■ GOAL OF THE EXERCISE: Type out the complete listing below word for word, without its pictures.

■ RECORDS:
=-=-=-=-=
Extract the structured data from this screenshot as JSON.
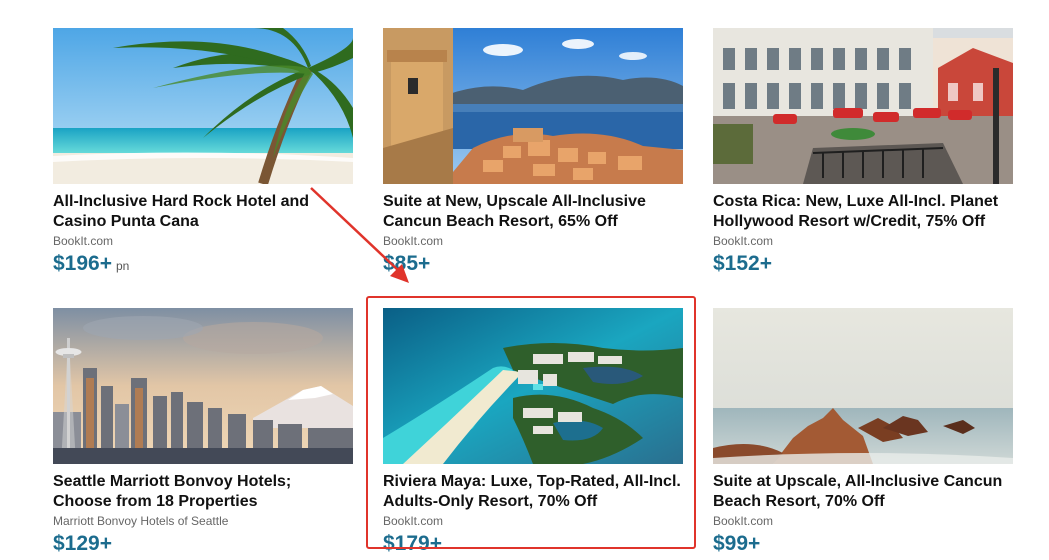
{
  "cards": [
    {
      "title": "All-Inclusive Hard Rock Hotel and Casino Punta Cana",
      "source": "BookIt.com",
      "price": "$196+",
      "unit": "pn",
      "image": "palm-tree-beach"
    },
    {
      "title": "Suite at New, Upscale All-Inclusive Cancun Beach Resort, 65% Off",
      "source": "BookIt.com",
      "price": "$85+",
      "unit": "",
      "image": "coastal-fortress-town"
    },
    {
      "title": "Costa Rica: New, Luxe All-Incl. Planet Hollywood Resort w/Credit, 75% Off",
      "source": "BookIt.com",
      "price": "$152+",
      "unit": "",
      "image": "colonial-plaza"
    },
    {
      "title": "Seattle Marriott Bonvoy Hotels; Choose from 18 Properties",
      "source": "Marriott Bonvoy Hotels of Seattle",
      "price": "$129+",
      "unit": "",
      "image": "seattle-skyline"
    },
    {
      "title": "Riviera Maya: Luxe, Top-Rated, All-Incl. Adults-Only Resort, 70% Off",
      "source": "BookIt.com",
      "price": "$179+",
      "unit": "",
      "image": "aerial-resort-lagoon"
    },
    {
      "title": "Suite at Upscale, All-Inclusive Cancun Beach Resort, 70% Off",
      "source": "BookIt.com",
      "price": "$99+",
      "unit": "",
      "image": "rocky-coast"
    }
  ],
  "annotation": {
    "color": "#e0342b",
    "highlighted_card": "Riviera Maya: Luxe, Top-Rated, All-Incl. Adults-Only Resort, 70% Off"
  },
  "colors": {
    "price": "#1c6c8e",
    "title": "#111111",
    "source": "#666666"
  }
}
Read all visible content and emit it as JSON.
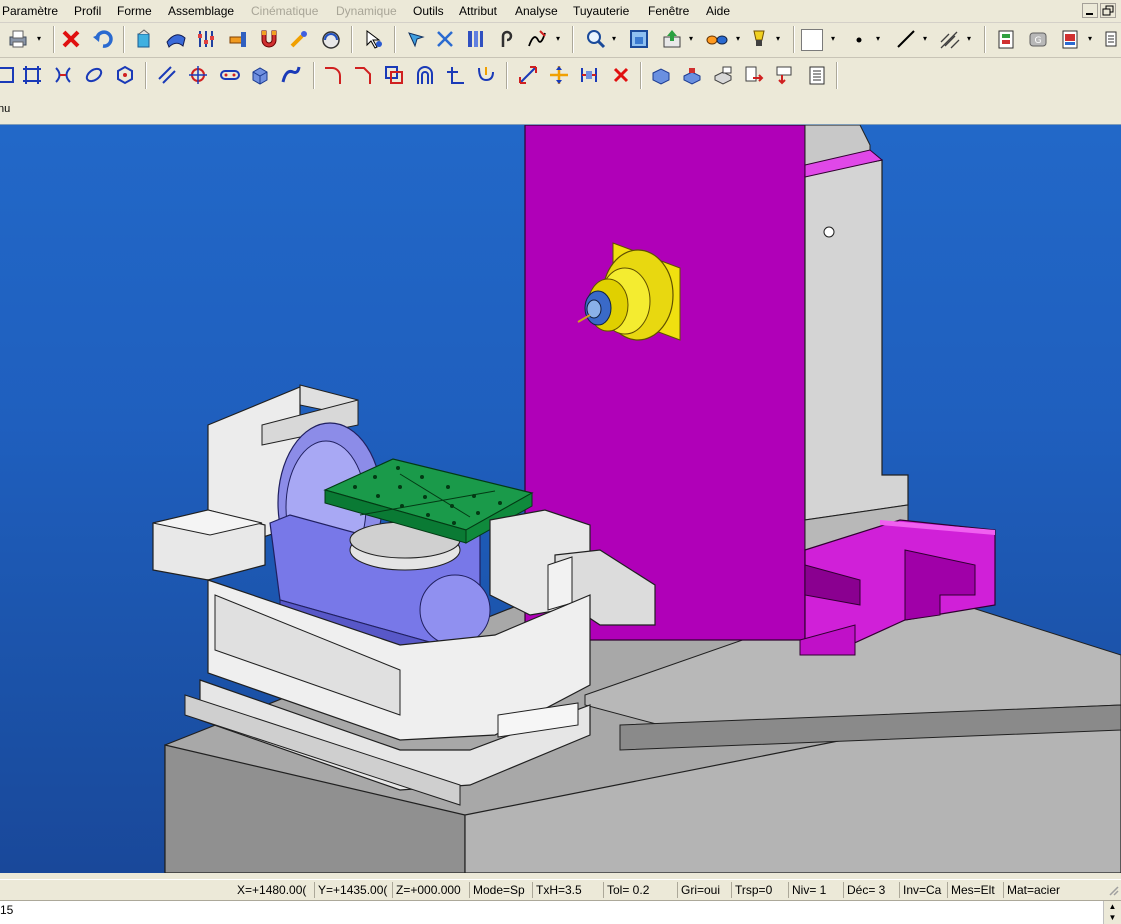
{
  "menubar": {
    "items": [
      {
        "label": "Paramètre",
        "enabled": true
      },
      {
        "label": "Profil",
        "enabled": true
      },
      {
        "label": "Forme",
        "enabled": true
      },
      {
        "label": "Assemblage",
        "enabled": true
      },
      {
        "label": "Cinématique",
        "enabled": false
      },
      {
        "label": "Dynamique",
        "enabled": false
      },
      {
        "label": "Outils",
        "enabled": true
      },
      {
        "label": "Attribut",
        "enabled": true
      },
      {
        "label": "Analyse",
        "enabled": true
      },
      {
        "label": "Tuyauterie",
        "enabled": true
      },
      {
        "label": "Fenêtre",
        "enabled": true
      },
      {
        "label": "Aide",
        "enabled": true
      }
    ]
  },
  "toolbar1": {
    "icons": [
      "print-icon",
      "delete-icon",
      "undo-icon",
      "fill-icon",
      "stretch-icon",
      "sliders-icon",
      "hammer-icon",
      "magnet-icon",
      "wand-icon",
      "measure-icon",
      "select-arrow-icon",
      "select-point-icon",
      "cross-icon",
      "columns-icon",
      "hook-icon",
      "edit-icon",
      "zoom-icon",
      "fit-icon",
      "export-icon",
      "glasses-icon",
      "lamp-icon",
      "color-swatch",
      "dot-style-icon",
      "line-style-icon",
      "hatch-icon",
      "layers-icon",
      "group-icon",
      "doc-icon"
    ]
  },
  "toolbar2": {
    "icons": [
      "rect-icon",
      "frame-icon",
      "trim-icon",
      "ellipse-icon",
      "polygon-icon",
      "parallel-icon",
      "target-icon",
      "slot-icon",
      "solid-icon",
      "sweep-icon",
      "fillet-icon",
      "chamfer-icon",
      "union-icon",
      "arch-icon",
      "axes-icon",
      "spring-icon",
      "dimension-icon",
      "move-icon",
      "align-icon",
      "close-red-icon",
      "layer-a-icon",
      "layer-b-icon",
      "layer-c-icon",
      "layer-d-icon",
      "layer-e-icon",
      "list-icon"
    ]
  },
  "tab": {
    "label": "nu"
  },
  "statusbar": {
    "cells": [
      {
        "label": "X=+1480.00("
      },
      {
        "label": "Y=+1435.00("
      },
      {
        "label": "Z=+000.000"
      },
      {
        "label": "Mode=Sp"
      },
      {
        "label": "TxH=3.5"
      },
      {
        "label": "Tol=   0.2"
      },
      {
        "label": "Gri=oui"
      },
      {
        "label": "Trsp=0"
      },
      {
        "label": "Niv=  1"
      },
      {
        "label": "Déc= 3"
      },
      {
        "label": "Inv=Ca"
      },
      {
        "label": "Mes=Elt"
      },
      {
        "label": "Mat=acier"
      }
    ]
  },
  "commandline": {
    "text": "15"
  },
  "colors": {
    "viewport_bg": "#2064c4",
    "column": "#b000b8",
    "spindle": "#f0e010",
    "table": "#0a8a3a",
    "trunnion": "#7878e8",
    "base": "#c8c8c8"
  }
}
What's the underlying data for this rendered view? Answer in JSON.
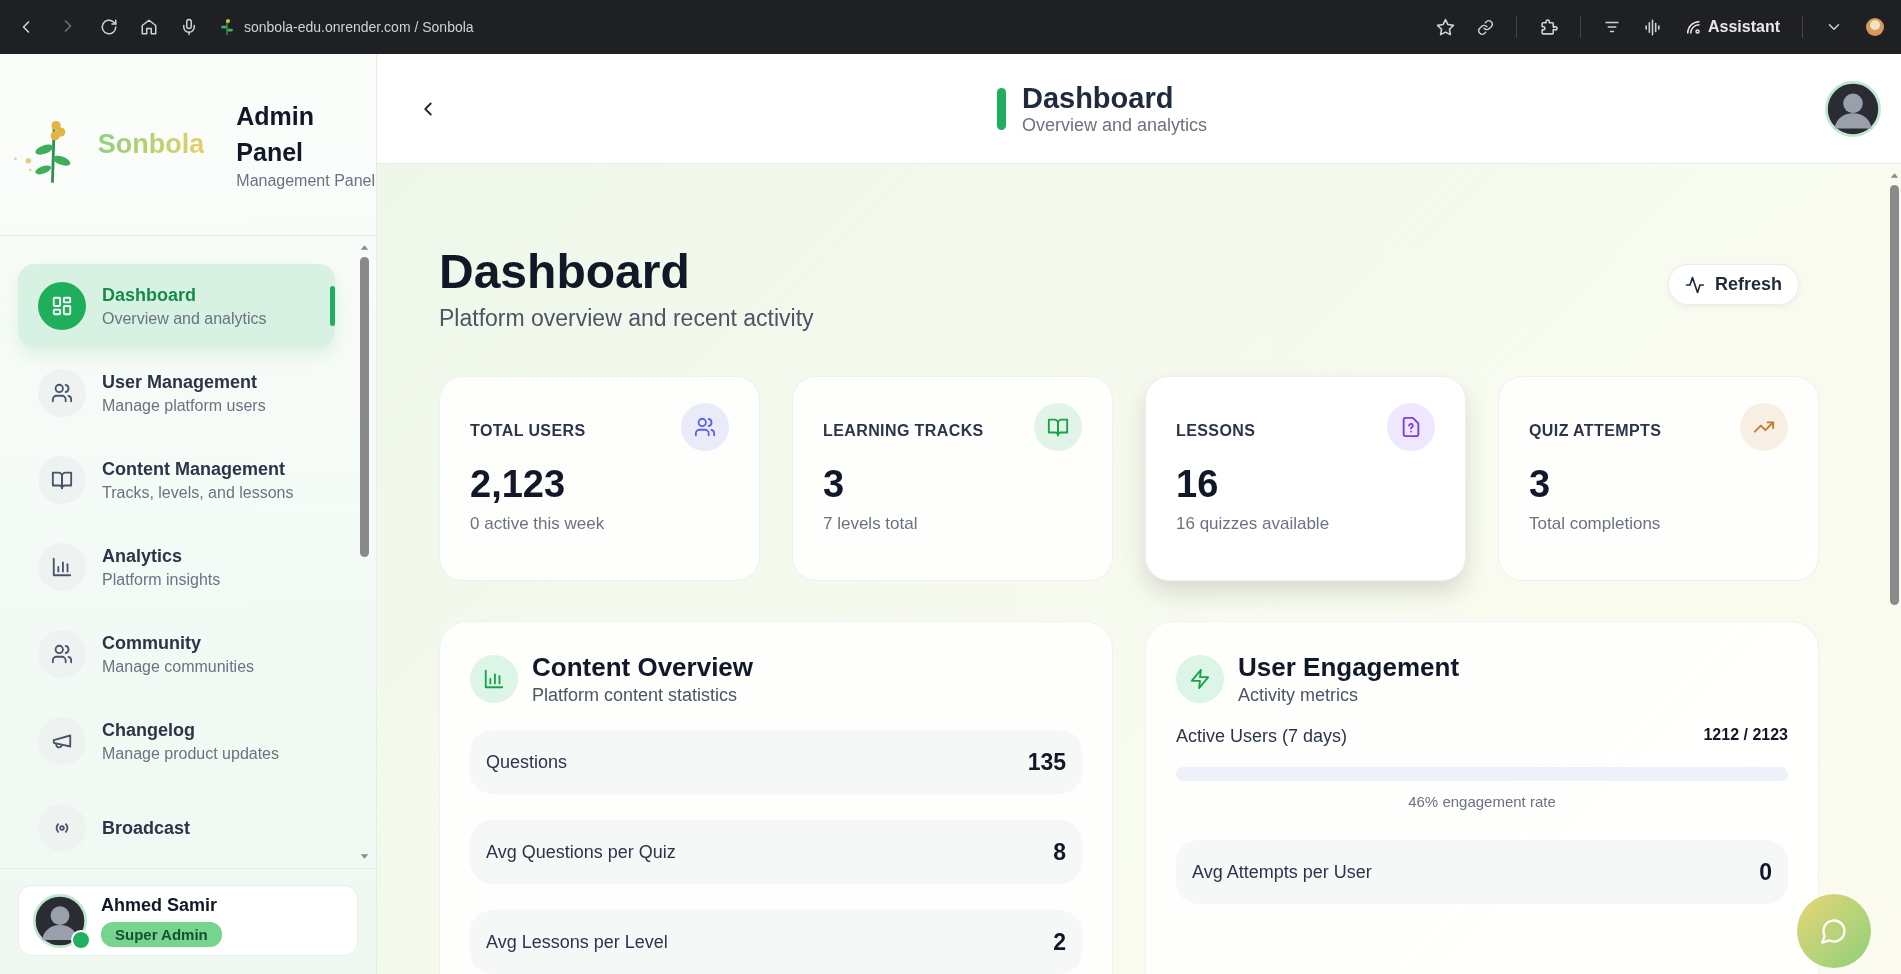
=-=-=-=-=
■ FINAL RESULT:
Extract the structured data from this screenshot as JSON.
{
  "cards": [
    {
      "title": "All-Inclusive Hard Rock Hotel and Casino Punta Cana",
      "source": "BookIt.com",
      "price": "$196+",
      "unit": "pn",
      "image": "palm-tree-beach"
    },
    {
      "title": "Suite at New, Upscale All-Inclusive Cancun Beach Resort, 65% Off",
      "source": "BookIt.com",
      "price": "$85+",
      "unit": "",
      "image": "coastal-fortress-town"
    },
    {
      "title": "Costa Rica: New, Luxe All-Incl. Planet Hollywood Resort w/Credit, 75% Off",
      "source": "BookIt.com",
      "price": "$152+",
      "unit": "",
      "image": "colonial-plaza"
    },
    {
      "title": "Seattle Marriott Bonvoy Hotels; Choose from 18 Properties",
      "source": "Marriott Bonvoy Hotels of Seattle",
      "price": "$129+",
      "unit": "",
      "image": "seattle-skyline"
    },
    {
      "title": "Riviera Maya: Luxe, Top-Rated, All-Incl. Adults-Only Resort, 70% Off",
      "source": "BookIt.com",
      "price": "$179+",
      "unit": "",
      "image": "aerial-resort-lagoon"
    },
    {
      "title": "Suite at Upscale, All-Inclusive Cancun Beach Resort, 70% Off",
      "source": "BookIt.com",
      "price": "$99+",
      "unit": "",
      "image": "rocky-coast"
    }
  ],
  "annotation": {
    "color": "#e0342b",
    "highlighted_card": "Riviera Maya: Luxe, Top-Rated, All-Incl. Adults-Only Resort, 70% Off"
  },
  "colors": {
    "price": "#1c6c8e",
    "title": "#111111",
    "source": "#666666"
  }
}
Read all visible content and emit it as JSON.
{
  "menubar": {
    "items": [
      {
        "label": "Paramètre",
        "enabled": true
      },
      {
        "label": "Profil",
        "enabled": true
      },
      {
        "label": "Forme",
        "enabled": true
      },
      {
        "label": "Assemblage",
        "enabled": true
      },
      {
        "label": "Cinématique",
        "enabled": false
      },
      {
        "label": "Dynamique",
        "enabled": false
      },
      {
        "label": "Outils",
        "enabled": true
      },
      {
        "label": "Attribut",
        "enabled": true
      },
      {
        "label": "Analyse",
        "enabled": true
      },
      {
        "label": "Tuyauterie",
        "enabled": true
      },
      {
        "label": "Fenêtre",
        "enabled": true
      },
      {
        "label": "Aide",
        "enabled": true
      }
    ]
  },
  "toolbar1": {
    "icons": [
      "print-icon",
      "delete-icon",
      "undo-icon",
      "fill-icon",
      "stretch-icon",
      "sliders-icon",
      "hammer-icon",
      "magnet-icon",
      "wand-icon",
      "measure-icon",
      "select-arrow-icon",
      "select-point-icon",
      "cross-icon",
      "columns-icon",
      "hook-icon",
      "edit-icon",
      "zoom-icon",
      "fit-icon",
      "export-icon",
      "glasses-icon",
      "lamp-icon",
      "color-swatch",
      "dot-style-icon",
      "line-style-icon",
      "hatch-icon",
      "layers-icon",
      "group-icon",
      "doc-icon"
    ]
  },
  "toolbar2": {
    "icons": [
      "rect-icon",
      "frame-icon",
      "trim-icon",
      "ellipse-icon",
      "polygon-icon",
      "parallel-icon",
      "target-icon",
      "slot-icon",
      "solid-icon",
      "sweep-icon",
      "fillet-icon",
      "chamfer-icon",
      "union-icon",
      "arch-icon",
      "axes-icon",
      "spring-icon",
      "dimension-icon",
      "move-icon",
      "align-icon",
      "close-red-icon",
      "layer-a-icon",
      "layer-b-icon",
      "layer-c-icon",
      "layer-d-icon",
      "layer-e-icon",
      "list-icon"
    ]
  },
  "tab": {
    "label": "nu"
  },
  "statusbar": {
    "cells": [
      {
        "label": "X=+1480.00("
      },
      {
        "label": "Y=+1435.00("
      },
      {
        "label": "Z=+000.000"
      },
      {
        "label": "Mode=Sp"
      },
      {
        "label": "TxH=3.5"
      },
      {
        "label": "Tol=   0.2"
      },
      {
        "label": "Gri=oui"
      },
      {
        "label": "Trsp=0"
      },
      {
        "label": "Niv=  1"
      },
      {
        "label": "Déc= 3"
      },
      {
        "label": "Inv=Ca"
      },
      {
        "label": "Mes=Elt"
      },
      {
        "label": "Mat=acier"
      }
    ]
  },
  "commandline": {
    "text": "15"
  },
  "colors": {
    "viewport_bg": "#2064c4",
    "column": "#b000b8",
    "spindle": "#f0e010",
    "table": "#0a8a3a",
    "trunnion": "#7878e8",
    "base": "#c8c8c8"
  }
}
What's the underlying data for this rendered view? Answer in JSON.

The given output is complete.